• _GIVEN INSTRUCTION_: Transcribe each entry below exactly. Pictures do not go in the copy.

[Dataset records]

........

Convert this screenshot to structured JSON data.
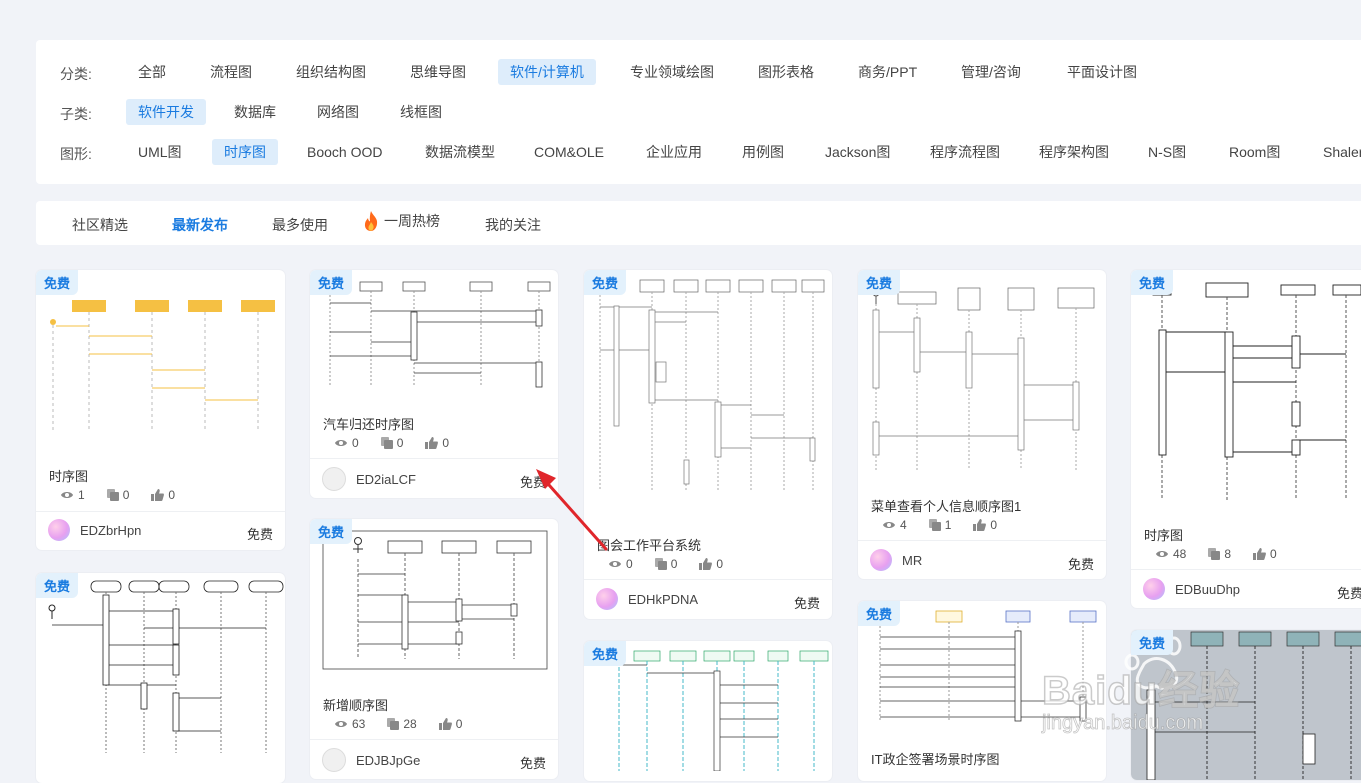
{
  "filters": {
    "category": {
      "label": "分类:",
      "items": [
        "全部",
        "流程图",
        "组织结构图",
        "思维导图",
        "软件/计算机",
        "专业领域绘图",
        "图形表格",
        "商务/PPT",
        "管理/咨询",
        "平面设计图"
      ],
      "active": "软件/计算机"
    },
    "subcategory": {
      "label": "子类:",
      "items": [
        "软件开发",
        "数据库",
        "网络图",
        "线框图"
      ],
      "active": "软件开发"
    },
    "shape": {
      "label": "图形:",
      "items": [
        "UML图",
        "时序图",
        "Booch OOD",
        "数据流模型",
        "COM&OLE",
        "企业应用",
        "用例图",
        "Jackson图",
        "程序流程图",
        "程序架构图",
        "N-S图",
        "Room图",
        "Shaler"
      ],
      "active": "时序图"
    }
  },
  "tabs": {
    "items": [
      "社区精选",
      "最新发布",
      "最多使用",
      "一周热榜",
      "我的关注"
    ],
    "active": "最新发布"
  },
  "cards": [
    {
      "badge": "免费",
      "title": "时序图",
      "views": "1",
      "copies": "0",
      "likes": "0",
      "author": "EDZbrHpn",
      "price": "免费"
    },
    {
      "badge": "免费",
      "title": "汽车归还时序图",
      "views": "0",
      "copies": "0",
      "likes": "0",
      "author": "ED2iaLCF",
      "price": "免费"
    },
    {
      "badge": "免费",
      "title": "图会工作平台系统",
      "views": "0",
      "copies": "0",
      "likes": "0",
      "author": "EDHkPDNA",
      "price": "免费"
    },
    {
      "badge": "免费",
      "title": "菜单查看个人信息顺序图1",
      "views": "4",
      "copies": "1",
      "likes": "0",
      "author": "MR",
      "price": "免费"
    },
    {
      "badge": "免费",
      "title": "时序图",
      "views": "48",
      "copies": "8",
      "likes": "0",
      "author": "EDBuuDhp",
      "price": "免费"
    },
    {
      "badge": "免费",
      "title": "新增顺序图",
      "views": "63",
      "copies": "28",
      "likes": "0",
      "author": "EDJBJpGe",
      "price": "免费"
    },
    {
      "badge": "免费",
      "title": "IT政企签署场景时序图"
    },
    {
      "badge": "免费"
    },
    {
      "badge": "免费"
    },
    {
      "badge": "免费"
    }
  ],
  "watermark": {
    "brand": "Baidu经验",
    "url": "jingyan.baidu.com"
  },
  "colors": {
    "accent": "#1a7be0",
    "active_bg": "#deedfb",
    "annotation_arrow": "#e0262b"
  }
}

........

• _THE REPLY_:
Convert this screenshot to structured JSON data.
{
  "filters": {
    "category": {
      "label": "分类:",
      "items": [
        "全部",
        "流程图",
        "组织结构图",
        "思维导图",
        "软件/计算机",
        "专业领域绘图",
        "图形表格",
        "商务/PPT",
        "管理/咨询",
        "平面设计图"
      ],
      "active": "软件/计算机"
    },
    "subcategory": {
      "label": "子类:",
      "items": [
        "软件开发",
        "数据库",
        "网络图",
        "线框图"
      ],
      "active": "软件开发"
    },
    "shape": {
      "label": "图形:",
      "items": [
        "UML图",
        "时序图",
        "Booch OOD",
        "数据流模型",
        "COM&OLE",
        "企业应用",
        "用例图",
        "Jackson图",
        "程序流程图",
        "程序架构图",
        "N-S图",
        "Room图",
        "Shaler"
      ],
      "active": "时序图"
    }
  },
  "tabs": {
    "items": [
      "社区精选",
      "最新发布",
      "最多使用",
      "一周热榜",
      "我的关注"
    ],
    "active": "最新发布"
  },
  "cards": [
    {
      "badge": "免费",
      "title": "时序图",
      "views": "1",
      "copies": "0",
      "likes": "0",
      "author": "EDZbrHpn",
      "price": "免费"
    },
    {
      "badge": "免费",
      "title": "汽车归还时序图",
      "views": "0",
      "copies": "0",
      "likes": "0",
      "author": "ED2iaLCF",
      "price": "免费"
    },
    {
      "badge": "免费",
      "title": "图会工作平台系统",
      "views": "0",
      "copies": "0",
      "likes": "0",
      "author": "EDHkPDNA",
      "price": "免费"
    },
    {
      "badge": "免费",
      "title": "菜单查看个人信息顺序图1",
      "views": "4",
      "copies": "1",
      "likes": "0",
      "author": "MR",
      "price": "免费"
    },
    {
      "badge": "免费",
      "title": "时序图",
      "views": "48",
      "copies": "8",
      "likes": "0",
      "author": "EDBuuDhp",
      "price": "免费"
    },
    {
      "badge": "免费",
      "title": "新增顺序图",
      "views": "63",
      "copies": "28",
      "likes": "0",
      "author": "EDJBJpGe",
      "price": "免费"
    },
    {
      "badge": "免费",
      "title": "IT政企签署场景时序图"
    },
    {
      "badge": "免费"
    },
    {
      "badge": "免费"
    },
    {
      "badge": "免费"
    }
  ],
  "watermark": {
    "brand": "Baidu经验",
    "url": "jingyan.baidu.com"
  },
  "colors": {
    "accent": "#1a7be0",
    "active_bg": "#deedfb",
    "annotation_arrow": "#e0262b"
  }
}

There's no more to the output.